• [Page text]:

You talk about part-timers versus the current roster. I know guys have been hurt — Reigns, Daniel Bryan — but the roster is really stacked with young talent for the first time in a long time. How does it feel to be part of this revival?
It feels great. It’s a renaissance for sure. People are always looking at the future, asking, “What’s next?” People have been begging for some fresh blood for a long time. It’s a cliché, but the future really is now. You look at Roman coming back soon, Daniel Bryan hopefully coming back soon as well — that talent roster put with those guys, there’s no reason to ask what going to happen anymore. Things are turning around as we speak. There’s a renaissance as far as just raw talent on the roster, and as long as everyone can stay healthy, it’ll be interesting to see how this roster meshes over the next six months [and then] further down the road. But this roster we have, these are definitely staples of the future.
Speaking of the future, you do moves that have basically never been done in a WWE ring. Fans who have never watched indie wrestling are seeing a lot of things for the first time, and fans who have watched the indies are surprised that this is being allowed to happen. This is an inside baseball question, so apologies, but is there a process by which you get moves that aren’t traditionally in the “WWE style” approved?

• [Raw data]:

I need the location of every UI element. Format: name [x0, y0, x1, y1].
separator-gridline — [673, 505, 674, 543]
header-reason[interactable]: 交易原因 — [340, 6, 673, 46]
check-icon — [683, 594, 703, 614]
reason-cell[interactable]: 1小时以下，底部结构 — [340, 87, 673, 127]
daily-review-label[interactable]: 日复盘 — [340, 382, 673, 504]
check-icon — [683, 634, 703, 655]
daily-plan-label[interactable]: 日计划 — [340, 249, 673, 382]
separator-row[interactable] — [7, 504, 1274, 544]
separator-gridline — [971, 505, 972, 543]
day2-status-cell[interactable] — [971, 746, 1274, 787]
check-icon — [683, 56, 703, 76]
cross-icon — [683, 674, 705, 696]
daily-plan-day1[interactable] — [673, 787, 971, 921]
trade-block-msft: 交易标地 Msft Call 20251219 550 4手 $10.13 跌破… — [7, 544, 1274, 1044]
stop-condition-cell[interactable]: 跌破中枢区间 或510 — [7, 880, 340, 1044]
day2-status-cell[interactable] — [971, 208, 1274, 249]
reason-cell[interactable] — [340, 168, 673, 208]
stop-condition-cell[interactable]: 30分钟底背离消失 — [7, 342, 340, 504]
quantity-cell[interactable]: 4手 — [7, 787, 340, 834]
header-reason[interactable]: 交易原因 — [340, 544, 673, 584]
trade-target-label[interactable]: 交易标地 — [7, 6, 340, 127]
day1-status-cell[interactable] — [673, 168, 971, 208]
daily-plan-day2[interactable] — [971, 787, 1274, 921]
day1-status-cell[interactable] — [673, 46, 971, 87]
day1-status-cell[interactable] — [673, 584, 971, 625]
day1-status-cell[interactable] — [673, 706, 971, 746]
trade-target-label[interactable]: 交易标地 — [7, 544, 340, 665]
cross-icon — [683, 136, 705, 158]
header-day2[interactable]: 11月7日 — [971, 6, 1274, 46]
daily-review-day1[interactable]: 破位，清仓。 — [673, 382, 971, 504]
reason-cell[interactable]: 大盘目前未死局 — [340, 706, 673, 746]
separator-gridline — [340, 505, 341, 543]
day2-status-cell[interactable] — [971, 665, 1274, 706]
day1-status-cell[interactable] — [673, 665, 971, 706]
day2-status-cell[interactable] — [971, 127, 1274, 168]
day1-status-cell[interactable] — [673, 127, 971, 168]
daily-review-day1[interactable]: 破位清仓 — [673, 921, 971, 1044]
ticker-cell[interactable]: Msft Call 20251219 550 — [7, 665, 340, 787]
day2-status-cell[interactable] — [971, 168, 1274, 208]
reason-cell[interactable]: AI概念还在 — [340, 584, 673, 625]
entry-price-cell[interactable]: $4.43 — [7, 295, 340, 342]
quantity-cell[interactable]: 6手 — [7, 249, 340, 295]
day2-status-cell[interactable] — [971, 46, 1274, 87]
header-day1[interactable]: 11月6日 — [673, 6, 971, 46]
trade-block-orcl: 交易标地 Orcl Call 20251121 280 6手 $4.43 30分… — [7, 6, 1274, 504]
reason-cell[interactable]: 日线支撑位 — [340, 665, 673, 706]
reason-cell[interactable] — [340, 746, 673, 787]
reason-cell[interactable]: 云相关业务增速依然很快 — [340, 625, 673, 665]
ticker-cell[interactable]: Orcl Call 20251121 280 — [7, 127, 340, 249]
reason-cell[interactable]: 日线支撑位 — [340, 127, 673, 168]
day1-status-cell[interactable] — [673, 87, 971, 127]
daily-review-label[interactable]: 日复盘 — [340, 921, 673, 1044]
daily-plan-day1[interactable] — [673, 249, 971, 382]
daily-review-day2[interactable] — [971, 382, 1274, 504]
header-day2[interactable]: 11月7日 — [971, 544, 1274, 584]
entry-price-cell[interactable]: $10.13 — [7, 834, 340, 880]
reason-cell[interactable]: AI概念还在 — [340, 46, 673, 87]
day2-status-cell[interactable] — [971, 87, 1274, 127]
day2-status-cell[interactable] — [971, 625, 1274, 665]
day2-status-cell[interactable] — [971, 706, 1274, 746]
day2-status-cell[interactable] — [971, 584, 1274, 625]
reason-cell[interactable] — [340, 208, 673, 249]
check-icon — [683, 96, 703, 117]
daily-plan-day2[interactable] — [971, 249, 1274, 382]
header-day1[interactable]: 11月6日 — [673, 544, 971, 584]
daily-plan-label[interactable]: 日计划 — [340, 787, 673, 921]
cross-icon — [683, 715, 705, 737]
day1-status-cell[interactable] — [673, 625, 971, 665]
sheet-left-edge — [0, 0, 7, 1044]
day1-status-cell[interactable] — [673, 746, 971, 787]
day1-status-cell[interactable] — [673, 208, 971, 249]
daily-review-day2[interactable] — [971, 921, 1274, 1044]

• [Problem details]: In the interview, which two injured wrestlers does the interviewer name in the opening question? The data are not required for this work.

• [Exercise response]: Reigns and Daniel Bryan.